## Short task
Output all of the data below exactly as given.

========

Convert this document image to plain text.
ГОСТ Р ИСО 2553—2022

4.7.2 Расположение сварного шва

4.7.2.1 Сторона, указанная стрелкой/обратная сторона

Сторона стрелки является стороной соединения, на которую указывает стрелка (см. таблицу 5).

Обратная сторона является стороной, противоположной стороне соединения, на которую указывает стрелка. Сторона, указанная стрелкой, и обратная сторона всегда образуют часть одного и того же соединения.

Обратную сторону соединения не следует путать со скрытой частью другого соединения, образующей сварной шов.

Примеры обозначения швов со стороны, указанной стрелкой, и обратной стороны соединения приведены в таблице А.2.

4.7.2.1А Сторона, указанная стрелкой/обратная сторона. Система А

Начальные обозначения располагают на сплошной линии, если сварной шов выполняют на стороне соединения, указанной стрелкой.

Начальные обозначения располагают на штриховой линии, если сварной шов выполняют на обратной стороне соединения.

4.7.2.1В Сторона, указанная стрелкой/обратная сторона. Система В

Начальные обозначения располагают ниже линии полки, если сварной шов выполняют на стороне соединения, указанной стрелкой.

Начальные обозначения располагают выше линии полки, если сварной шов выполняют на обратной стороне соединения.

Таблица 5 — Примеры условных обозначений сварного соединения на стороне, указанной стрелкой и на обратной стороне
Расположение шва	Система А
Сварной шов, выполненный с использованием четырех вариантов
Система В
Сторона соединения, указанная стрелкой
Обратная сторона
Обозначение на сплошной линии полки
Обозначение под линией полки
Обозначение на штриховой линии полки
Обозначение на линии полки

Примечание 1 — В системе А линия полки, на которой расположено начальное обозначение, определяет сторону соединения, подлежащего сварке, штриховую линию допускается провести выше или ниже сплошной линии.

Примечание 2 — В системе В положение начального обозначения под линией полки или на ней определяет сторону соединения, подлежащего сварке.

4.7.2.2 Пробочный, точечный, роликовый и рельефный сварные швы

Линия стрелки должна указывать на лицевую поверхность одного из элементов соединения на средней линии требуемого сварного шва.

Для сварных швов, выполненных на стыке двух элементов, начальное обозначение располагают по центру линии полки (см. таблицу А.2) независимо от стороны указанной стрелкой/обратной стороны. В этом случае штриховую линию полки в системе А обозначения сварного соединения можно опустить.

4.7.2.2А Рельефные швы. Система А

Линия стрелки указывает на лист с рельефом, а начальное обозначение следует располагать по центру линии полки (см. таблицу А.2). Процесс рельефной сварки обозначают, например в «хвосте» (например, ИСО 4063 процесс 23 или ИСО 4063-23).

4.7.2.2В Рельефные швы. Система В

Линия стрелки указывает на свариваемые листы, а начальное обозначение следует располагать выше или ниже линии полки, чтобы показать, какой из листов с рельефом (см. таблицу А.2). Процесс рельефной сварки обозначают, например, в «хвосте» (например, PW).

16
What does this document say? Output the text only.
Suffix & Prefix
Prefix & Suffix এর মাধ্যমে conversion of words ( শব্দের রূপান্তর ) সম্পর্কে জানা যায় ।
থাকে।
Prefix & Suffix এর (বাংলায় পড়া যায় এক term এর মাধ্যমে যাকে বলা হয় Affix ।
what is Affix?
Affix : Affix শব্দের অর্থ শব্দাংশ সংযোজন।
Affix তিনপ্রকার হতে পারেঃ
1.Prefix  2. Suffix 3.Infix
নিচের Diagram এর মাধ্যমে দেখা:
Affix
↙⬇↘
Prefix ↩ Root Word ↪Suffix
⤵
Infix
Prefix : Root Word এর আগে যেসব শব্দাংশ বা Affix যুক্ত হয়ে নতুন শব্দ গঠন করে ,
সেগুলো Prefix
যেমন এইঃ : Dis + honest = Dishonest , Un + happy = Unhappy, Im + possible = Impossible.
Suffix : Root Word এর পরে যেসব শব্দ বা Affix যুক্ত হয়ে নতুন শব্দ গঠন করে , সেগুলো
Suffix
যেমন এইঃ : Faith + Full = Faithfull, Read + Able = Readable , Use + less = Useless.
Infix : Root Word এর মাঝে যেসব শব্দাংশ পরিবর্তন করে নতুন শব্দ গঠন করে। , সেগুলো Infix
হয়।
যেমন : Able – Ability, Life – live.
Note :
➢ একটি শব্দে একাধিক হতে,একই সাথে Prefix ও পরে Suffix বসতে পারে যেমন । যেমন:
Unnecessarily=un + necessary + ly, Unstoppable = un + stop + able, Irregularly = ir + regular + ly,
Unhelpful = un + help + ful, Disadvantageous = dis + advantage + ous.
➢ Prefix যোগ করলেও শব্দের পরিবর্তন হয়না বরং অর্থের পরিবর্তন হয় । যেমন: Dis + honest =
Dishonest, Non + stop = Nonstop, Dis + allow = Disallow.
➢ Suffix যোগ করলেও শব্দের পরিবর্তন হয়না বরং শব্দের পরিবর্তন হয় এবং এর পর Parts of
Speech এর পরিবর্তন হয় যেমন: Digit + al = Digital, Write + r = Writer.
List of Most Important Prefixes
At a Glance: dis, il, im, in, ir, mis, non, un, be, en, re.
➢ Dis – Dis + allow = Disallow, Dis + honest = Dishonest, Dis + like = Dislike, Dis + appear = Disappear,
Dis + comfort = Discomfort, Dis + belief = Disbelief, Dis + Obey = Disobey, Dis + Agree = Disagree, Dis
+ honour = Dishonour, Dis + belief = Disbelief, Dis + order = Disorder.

========

## Response
Convert this document image to plain text.
ГОСТ Р ИСО 2553—2022

4.7.2 Расположение сварного шва

4.7.2.1 Сторона, указанная стрелкой/обратная сторона

Сторона стрелки является стороной соединения, на которую указывает стрелка (см. таблицу 5).

Обратная сторона является стороной, противоположной стороне соединения, на которую указывает стрелка. Сторона, указанная стрелкой, и обратная сторона всегда образуют часть одного и того же соединения.

Обратную сторону соединения не следует путать со скрытой частью другого соединения, образующей сварной шов.

Примеры обозначения швов со стороны, указанной стрелкой, и обратной стороны соединения приведены в таблице А.2.

4.7.2.1А Сторона, указанная стрелкой/обратная сторона. Система А

Начальные обозначения располагают на сплошной линии, если сварной шов выполняют на стороне соединения, указанной стрелкой.

Начальные обозначения располагают на штриховой линии, если сварной шов выполняют на обратной стороне соединения.

4.7.2.1В Сторона, указанная стрелкой/обратная сторона. Система В

Начальные обозначения располагают ниже линии полки, если сварной шов выполняют на стороне соединения, указанной стрелкой.

Начальные обозначения располагают выше линии полки, если сварной шов выполняют на обратной стороне соединения.

Таблица 5 — Примеры условных обозначений сварного соединения на стороне, указанной стрелкой и на обратной стороне
Расположение шва	Система А
Сварной шов, выполненный с использованием четырех вариантов
Система В
Сторона соединения, указанная стрелкой
Обратная сторона
Обозначение на сплошной линии полки
Обозначение под линией полки
Обозначение на штриховой линии полки
Обозначение на линии полки

Примечание 1 — В системе А линия полки, на которой расположено начальное обозначение, определяет сторону соединения, подлежащего сварке, штриховую линию допускается провести выше или ниже сплошной линии.

Примечание 2 — В системе В положение начального обозначения под линией полки или на ней определяет сторону соединения, подлежащего сварке.

4.7.2.2 Пробочный, точечный, роликовый и рельефный сварные швы

Линия стрелки должна указывать на лицевую поверхность одного из элементов соединения на средней линии требуемого сварного шва.

Для сварных швов, выполненных на стыке двух элементов, начальное обозначение располагают по центру линии полки (см. таблицу А.2) независимо от стороны указанной стрелкой/обратной стороны. В этом случае штриховую линию полки в системе А обозначения сварного соединения можно опустить.

4.7.2.2А Рельефные швы. Система А

Линия стрелки указывает на лист с рельефом, а начальное обозначение следует располагать по центру линии полки (см. таблицу А.2). Процесс рельефной сварки обозначают, например в «хвосте» (например, ИСО 4063 процесс 23 или ИСО 4063-23).

4.7.2.2В Рельефные швы. Система В

Линия стрелки указывает на свариваемые листы, а начальное обозначение следует располагать выше или ниже линии полки, чтобы показать, какой из листов с рельефом (см. таблицу А.2). Процесс рельефной сварки обозначают, например, в «хвосте» (например, PW).

16
What does this document say? Output the text only.
Suffix & Prefix
Prefix & Suffix এর মাধ্যমে conversion of words ( শব্দের রূপান্তর ) সম্পর্কে জানা যায় ।
থাকে।
Prefix & Suffix এর (বাংলায় পড়া যায় এক term এর মাধ্যমে যাকে বলা হয় Affix ।
what is Affix?
Affix : Affix শব্দের অর্থ শব্দাংশ সংযোজন।
Affix তিনপ্রকার হতে পারেঃ
1.Prefix  2. Suffix 3.Infix
নিচের Diagram এর মাধ্যমে দেখা:
Affix
↙⬇↘
Prefix ↩ Root Word ↪Suffix
⤵
Infix
Prefix : Root Word এর আগে যেসব শব্দাংশ বা Affix যুক্ত হয়ে নতুন শব্দ গঠন করে ,
সেগুলো Prefix
যেমন এইঃ : Dis + honest = Dishonest , Un + happy = Unhappy, Im + possible = Impossible.
Suffix : Root Word এর পরে যেসব শব্দ বা Affix যুক্ত হয়ে নতুন শব্দ গঠন করে , সেগুলো
Suffix
যেমন এইঃ : Faith + Full = Faithfull, Read + Able = Readable , Use + less = Useless.
Infix : Root Word এর মাঝে যেসব শব্দাংশ পরিবর্তন করে নতুন শব্দ গঠন করে। , সেগুলো Infix
হয়।
যেমন : Able – Ability, Life – live.
Note :
➢ একটি শব্দে একাধিক হতে,একই সাথে Prefix ও পরে Suffix বসতে পারে যেমন । যেমন:
Unnecessarily=un + necessary + ly, Unstoppable = un + stop + able, Irregularly = ir + regular + ly,
Unhelpful = un + help + ful, Disadvantageous = dis + advantage + ous.
➢ Prefix যোগ করলেও শব্দের পরিবর্তন হয়না বরং অর্থের পরিবর্তন হয় । যেমন: Dis + honest =
Dishonest, Non + stop = Nonstop, Dis + allow = Disallow.
➢ Suffix যোগ করলেও শব্দের পরিবর্তন হয়না বরং শব্দের পরিবর্তন হয় এবং এর পর Parts of
Speech এর পরিবর্তন হয় যেমন: Digit + al = Digital, Write + r = Writer.
List of Most Important Prefixes
At a Glance: dis, il, im, in, ir, mis, non, un, be, en, re.
➢ Dis – Dis + allow = Disallow, Dis + honest = Dishonest, Dis + like = Dislike, Dis + appear = Disappear,
Dis + comfort = Discomfort, Dis + belief = Disbelief, Dis + Obey = Disobey, Dis + Agree = Disagree, Dis
+ honour = Dishonour, Dis + belief = Disbelief, Dis + order = Disorder.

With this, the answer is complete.